DIRECTIVE A:
Reproduce the entries verbatim, starting at their first line and ending at the line containing "x-tick-label: 2009 bbox=[531, 615, 559, 629]".

Collision Detection Is Hard
I decided to roll my own physics code, however I have had zero experience in writing professional grade collision code. This destinction here is important. If you are anything like me you read tutorials online and watch YouTube videos explaining stuff. However the stuff which is available on YouTube is not usable in a professional game engine. Let me explain why. Most of the stuff you can find online are only mearly scratching the surface of this topic, but are presented in a way that make you think that after consuming the tutorial that you can go and build your custom collision solution. Unfortuneatly this is not the case. There are so many “game devs” who themselves don’t know what they don’t know about the topic. They will showcase their phyics systems and try to impress you with visuals.
Oh look, how many hecking objects ““my”” code can handle
Most of those “devs” also just copy/pasted code and make it look like they came up with something great.
If you are lucky you will come across more advanced stuff like GJK or some derivative of it. However they will not mention, that GJK is not a silver bullet.
All of the videos I’ve seen only attempt to solve a “static collision resolution”, meaning they just compare objects to check if any are stuck inside each other. They don’t solve for “dynamic collisions” or “continious collision detection”. The moment you realize that static collision detection is really not suitable for player movement, bullet movement, or any movement which does affect gameplay, you understand how screwed you are. People try cope by trying to increase the physics update frequency by 2x, 4x, etc. in order to not miss collisions. However, even if collisions are not missed they are not resolved properly. You don’t JUST want to “uncollide” objects, but you want to prevent penetration. You want to slide along walls, you don’t want to get stuck on corners or geometry edges.
And this is where the journey actually begins. Researching continious collision detection was a painful experience.
I came across a variety of potential solutions. Namely Sphere vs. Sphere CCD, Ellipsoid CCD, etc. Besides an poorly performing GJK CCD derivative I didn’t find anything which did solve generic cases. I did manage to write a custom solution for AABB vs AABB, which actually works really great. It features wall sliding, NOT STICKING TO SHIT, not getting stuck on geometry edges and performing well. However I did not want to limit myself to just AABB collisions. So I had to come up with something more flexible.

SUPPLIED RECORDS:
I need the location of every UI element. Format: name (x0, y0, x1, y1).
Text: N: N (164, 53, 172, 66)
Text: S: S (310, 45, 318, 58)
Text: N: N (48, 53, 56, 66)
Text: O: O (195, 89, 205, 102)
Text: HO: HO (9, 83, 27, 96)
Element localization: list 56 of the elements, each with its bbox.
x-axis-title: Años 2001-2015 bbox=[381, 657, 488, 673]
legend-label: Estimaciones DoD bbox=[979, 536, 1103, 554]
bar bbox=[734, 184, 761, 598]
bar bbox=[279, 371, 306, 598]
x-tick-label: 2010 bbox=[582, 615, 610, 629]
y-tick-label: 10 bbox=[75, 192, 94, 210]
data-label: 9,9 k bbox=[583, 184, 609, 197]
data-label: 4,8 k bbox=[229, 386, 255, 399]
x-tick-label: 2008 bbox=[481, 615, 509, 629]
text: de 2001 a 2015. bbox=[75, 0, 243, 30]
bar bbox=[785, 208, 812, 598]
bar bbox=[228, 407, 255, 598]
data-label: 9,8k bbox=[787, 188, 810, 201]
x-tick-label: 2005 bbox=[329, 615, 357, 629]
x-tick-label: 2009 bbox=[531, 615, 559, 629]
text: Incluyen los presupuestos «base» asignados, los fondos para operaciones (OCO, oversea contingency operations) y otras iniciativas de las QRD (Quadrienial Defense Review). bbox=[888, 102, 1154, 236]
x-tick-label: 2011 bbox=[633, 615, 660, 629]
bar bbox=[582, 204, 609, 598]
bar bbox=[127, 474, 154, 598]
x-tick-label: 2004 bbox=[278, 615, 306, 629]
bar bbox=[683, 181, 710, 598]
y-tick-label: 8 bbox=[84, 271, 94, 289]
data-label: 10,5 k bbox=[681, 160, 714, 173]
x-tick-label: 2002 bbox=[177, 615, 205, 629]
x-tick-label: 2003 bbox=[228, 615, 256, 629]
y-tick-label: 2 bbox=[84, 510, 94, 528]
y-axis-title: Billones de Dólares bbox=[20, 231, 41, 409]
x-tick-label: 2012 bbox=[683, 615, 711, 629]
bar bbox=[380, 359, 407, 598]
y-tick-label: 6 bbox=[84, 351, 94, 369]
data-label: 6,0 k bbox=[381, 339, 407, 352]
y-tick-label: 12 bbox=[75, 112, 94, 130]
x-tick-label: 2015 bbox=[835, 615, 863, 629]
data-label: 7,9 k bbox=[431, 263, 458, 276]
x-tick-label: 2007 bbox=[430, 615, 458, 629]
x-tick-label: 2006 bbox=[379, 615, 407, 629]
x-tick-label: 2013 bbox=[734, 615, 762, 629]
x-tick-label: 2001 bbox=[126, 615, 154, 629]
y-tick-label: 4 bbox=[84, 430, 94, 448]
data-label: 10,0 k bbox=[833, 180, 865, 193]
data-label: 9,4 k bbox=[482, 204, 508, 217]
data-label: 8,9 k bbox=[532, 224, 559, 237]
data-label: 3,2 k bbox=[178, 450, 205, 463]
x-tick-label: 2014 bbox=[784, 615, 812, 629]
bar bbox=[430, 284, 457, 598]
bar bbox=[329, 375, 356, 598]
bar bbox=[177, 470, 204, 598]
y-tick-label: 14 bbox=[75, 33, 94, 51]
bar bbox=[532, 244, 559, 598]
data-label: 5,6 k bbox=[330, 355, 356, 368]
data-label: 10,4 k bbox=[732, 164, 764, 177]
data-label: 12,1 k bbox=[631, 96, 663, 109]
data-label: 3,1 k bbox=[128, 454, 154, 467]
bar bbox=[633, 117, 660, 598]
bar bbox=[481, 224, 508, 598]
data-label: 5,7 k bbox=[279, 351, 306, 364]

DIRECTIVE B:
In the collision detection post, which collision case did the author write a custom solution for that works really well?

CORRECT ANSWER A:
I need the location of every UI element. Format: name (x0, y0, x1, y1).
Text: N: N (164, 53, 172, 66)
Text: S: S (310, 45, 318, 58)
Text: N: N (48, 53, 56, 66)
Text: O: O (195, 89, 205, 102)
Text: HO: HO (9, 83, 27, 96)
Element localization: list 56 of the elements, each with its bbox.
x-axis-title: Años 2001-2015 bbox=[381, 657, 488, 673]
legend-label: Estimaciones DoD bbox=[979, 536, 1103, 554]
bar bbox=[734, 184, 761, 598]
bar bbox=[279, 371, 306, 598]
x-tick-label: 2010 bbox=[582, 615, 610, 629]
y-tick-label: 10 bbox=[75, 192, 94, 210]
data-label: 9,9 k bbox=[583, 184, 609, 197]
data-label: 4,8 k bbox=[229, 386, 255, 399]
x-tick-label: 2008 bbox=[481, 615, 509, 629]
text: de 2001 a 2015. bbox=[75, 0, 243, 30]
bar bbox=[785, 208, 812, 598]
bar bbox=[228, 407, 255, 598]
data-label: 9,8k bbox=[787, 188, 810, 201]
x-tick-label: 2005 bbox=[329, 615, 357, 629]
x-tick-label: 2009 bbox=[531, 615, 559, 629]

CORRECT ANSWER B:
AABB vs AABB